• **Given problem**:
Below is a listing; copy all of it exactly.

• **Data shown**:
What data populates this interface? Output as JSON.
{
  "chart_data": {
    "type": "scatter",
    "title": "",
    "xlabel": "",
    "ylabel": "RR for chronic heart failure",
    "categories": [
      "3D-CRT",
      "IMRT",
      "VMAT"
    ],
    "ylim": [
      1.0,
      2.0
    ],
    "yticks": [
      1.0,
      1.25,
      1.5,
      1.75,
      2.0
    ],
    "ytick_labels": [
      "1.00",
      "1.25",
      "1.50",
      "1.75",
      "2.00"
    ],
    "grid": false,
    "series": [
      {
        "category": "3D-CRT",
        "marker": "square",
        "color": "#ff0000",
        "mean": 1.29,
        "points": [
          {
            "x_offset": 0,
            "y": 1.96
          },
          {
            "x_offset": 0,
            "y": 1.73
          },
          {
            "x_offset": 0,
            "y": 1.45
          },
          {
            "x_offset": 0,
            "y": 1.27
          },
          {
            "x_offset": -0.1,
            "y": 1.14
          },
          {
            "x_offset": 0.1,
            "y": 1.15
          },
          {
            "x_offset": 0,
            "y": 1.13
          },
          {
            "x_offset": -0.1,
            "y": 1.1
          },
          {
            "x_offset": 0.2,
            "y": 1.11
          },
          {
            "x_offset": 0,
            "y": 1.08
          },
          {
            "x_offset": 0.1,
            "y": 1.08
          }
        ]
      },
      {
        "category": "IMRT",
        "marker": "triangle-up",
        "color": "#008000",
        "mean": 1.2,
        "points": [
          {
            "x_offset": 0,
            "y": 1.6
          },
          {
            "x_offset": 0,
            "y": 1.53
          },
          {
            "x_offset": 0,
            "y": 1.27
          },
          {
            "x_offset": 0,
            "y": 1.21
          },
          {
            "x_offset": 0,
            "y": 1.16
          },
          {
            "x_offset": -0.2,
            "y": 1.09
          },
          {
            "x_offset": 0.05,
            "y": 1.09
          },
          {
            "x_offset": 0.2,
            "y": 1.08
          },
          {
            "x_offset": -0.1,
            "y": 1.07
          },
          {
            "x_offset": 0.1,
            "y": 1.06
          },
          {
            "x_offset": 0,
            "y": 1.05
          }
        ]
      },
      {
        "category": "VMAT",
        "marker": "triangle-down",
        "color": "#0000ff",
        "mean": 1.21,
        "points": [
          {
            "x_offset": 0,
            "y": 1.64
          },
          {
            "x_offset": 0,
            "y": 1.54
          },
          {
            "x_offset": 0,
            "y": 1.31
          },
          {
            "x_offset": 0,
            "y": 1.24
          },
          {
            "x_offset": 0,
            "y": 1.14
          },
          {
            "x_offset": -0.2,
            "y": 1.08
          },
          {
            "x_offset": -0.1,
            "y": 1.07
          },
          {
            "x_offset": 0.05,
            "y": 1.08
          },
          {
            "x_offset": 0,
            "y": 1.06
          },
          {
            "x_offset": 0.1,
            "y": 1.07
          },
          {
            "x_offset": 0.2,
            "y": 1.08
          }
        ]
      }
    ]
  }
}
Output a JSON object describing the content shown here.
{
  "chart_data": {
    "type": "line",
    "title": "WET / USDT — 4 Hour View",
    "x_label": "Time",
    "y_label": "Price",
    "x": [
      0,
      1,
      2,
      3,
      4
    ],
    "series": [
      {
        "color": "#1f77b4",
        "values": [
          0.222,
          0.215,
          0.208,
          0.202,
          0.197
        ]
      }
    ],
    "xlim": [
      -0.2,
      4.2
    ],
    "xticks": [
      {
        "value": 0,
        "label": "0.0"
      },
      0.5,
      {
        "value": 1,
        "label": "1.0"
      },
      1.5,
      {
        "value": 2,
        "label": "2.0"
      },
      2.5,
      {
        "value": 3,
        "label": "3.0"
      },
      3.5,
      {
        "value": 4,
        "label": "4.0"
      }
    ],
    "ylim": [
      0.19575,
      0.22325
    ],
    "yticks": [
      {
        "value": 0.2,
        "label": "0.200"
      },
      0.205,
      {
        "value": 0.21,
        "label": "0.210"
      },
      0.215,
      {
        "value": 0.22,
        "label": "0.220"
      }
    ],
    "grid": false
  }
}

• **Final result**:
What data populates this interface? Output as JSON.
{
  "chart_data": {
    "type": "scatter",
    "title": "",
    "xlabel": "",
    "ylabel": "RR for chronic heart failure",
    "categories": [
      "3D-CRT",
      "IMRT",
      "VMAT"
    ],
    "ylim": [
      1.0,
      2.0
    ],
    "yticks": [
      1.0,
      1.25,
      1.5,
      1.75,
      2.0
    ],
    "ytick_labels": [
      "1.00",
      "1.25",
      "1.50",
      "1.75",
      "2.00"
    ],
    "grid": false,
    "series": [
      {
        "category": "3D-CRT",
        "marker": "square",
        "color": "#ff0000",
        "mean": 1.29,
        "points": [
          {
            "x_offset": 0,
            "y": 1.96
          },
          {
            "x_offset": 0,
            "y": 1.73
          },
          {
            "x_offset": 0,
            "y": 1.45
          },
          {
            "x_offset": 0,
            "y": 1.27
          },
          {
            "x_offset": -0.1,
            "y": 1.14
          },
          {
            "x_offset": 0.1,
            "y": 1.15
          },
          {
            "x_offset": 0,
            "y": 1.13
          },
          {
            "x_offset": -0.1,
            "y": 1.1
          },
          {
            "x_offset": 0.2,
            "y": 1.11
          },
          {
            "x_offset": 0,
            "y": 1.08
          },
          {
            "x_offset": 0.1,
            "y": 1.08
          }
        ]
      },
      {
        "category": "IMRT",
        "marker": "triangle-up",
        "color": "#008000",
        "mean": 1.2,
        "points": [
          {
            "x_offset": 0,
            "y": 1.6
          },
          {
            "x_offset": 0,
            "y": 1.53
          },
          {
            "x_offset": 0,
            "y": 1.27
          },
          {
            "x_offset": 0,
            "y": 1.21
          },
          {
            "x_offset": 0,
            "y": 1.16
          },
          {
            "x_offset": -0.2,
            "y": 1.09
          },
          {
            "x_offset": 0.05,
            "y": 1.09
          },
          {
            "x_offset": 0.2,
            "y": 1.08
          },
          {
            "x_offset": -0.1,
            "y": 1.07
          },
          {
            "x_offset": 0.1,
            "y": 1.06
          },
          {
            "x_offset": 0,
            "y": 1.05
          }
        ]
      },
      {
        "category": "VMAT",
        "marker": "triangle-down",
        "color": "#0000ff",
        "mean": 1.21,
        "points": [
          {
            "x_offset": 0,
            "y": 1.64
          },
          {
            "x_offset": 0,
            "y": 1.54
          },
          {
            "x_offset": 0,
            "y": 1.31
          },
          {
            "x_offset": 0,
            "y": 1.24
          },
          {
            "x_offset": 0,
            "y": 1.14
          },
          {
            "x_offset": -0.2,
            "y": 1.08
          },
          {
            "x_offset": -0.1,
            "y": 1.07
          },
          {
            "x_offset": 0.05,
            "y": 1.08
          },
          {
            "x_offset": 0,
            "y": 1.06
          },
          {
            "x_offset": 0.1,
            "y": 1.07
          },
          {
            "x_offset": 0.2,
            "y": 1.08
          }
        ]
      }
    ]
  }
}
Output a JSON object describing the content shown here.
{
  "chart_data": {
    "type": "line",
    "title": "WET / USDT — 4 Hour View",
    "x_label": "Time",
    "y_label": "Price",
    "x": [
      0,
      1,
      2,
      3,
      4
    ],
    "series": [
      {
        "color": "#1f77b4",
        "values": [
          0.222,
          0.215,
          0.208,
          0.202,
          0.197
        ]
      }
    ],
    "xlim": [
      -0.2,
      4.2
    ],
    "xticks": [
      {
        "value": 0,
        "label": "0.0"
      },
      0.5,
      {
        "value": 1,
        "label": "1.0"
      },
      1.5,
      {
        "value": 2,
        "label": "2.0"
      },
      2.5,
      {
        "value": 3,
        "label": "3.0"
      },
      3.5,
      {
        "value": 4,
        "label": "4.0"
      }
    ],
    "ylim": [
      0.19575,
      0.22325
    ],
    "yticks": [
      {
        "value": 0.2,
        "label": "0.200"
      },
      0.205,
      {
        "value": 0.21,
        "label": "0.210"
      },
      0.215,
      {
        "value": 0.22,
        "label": "0.220"
      }
    ],
    "grid": false
  }
}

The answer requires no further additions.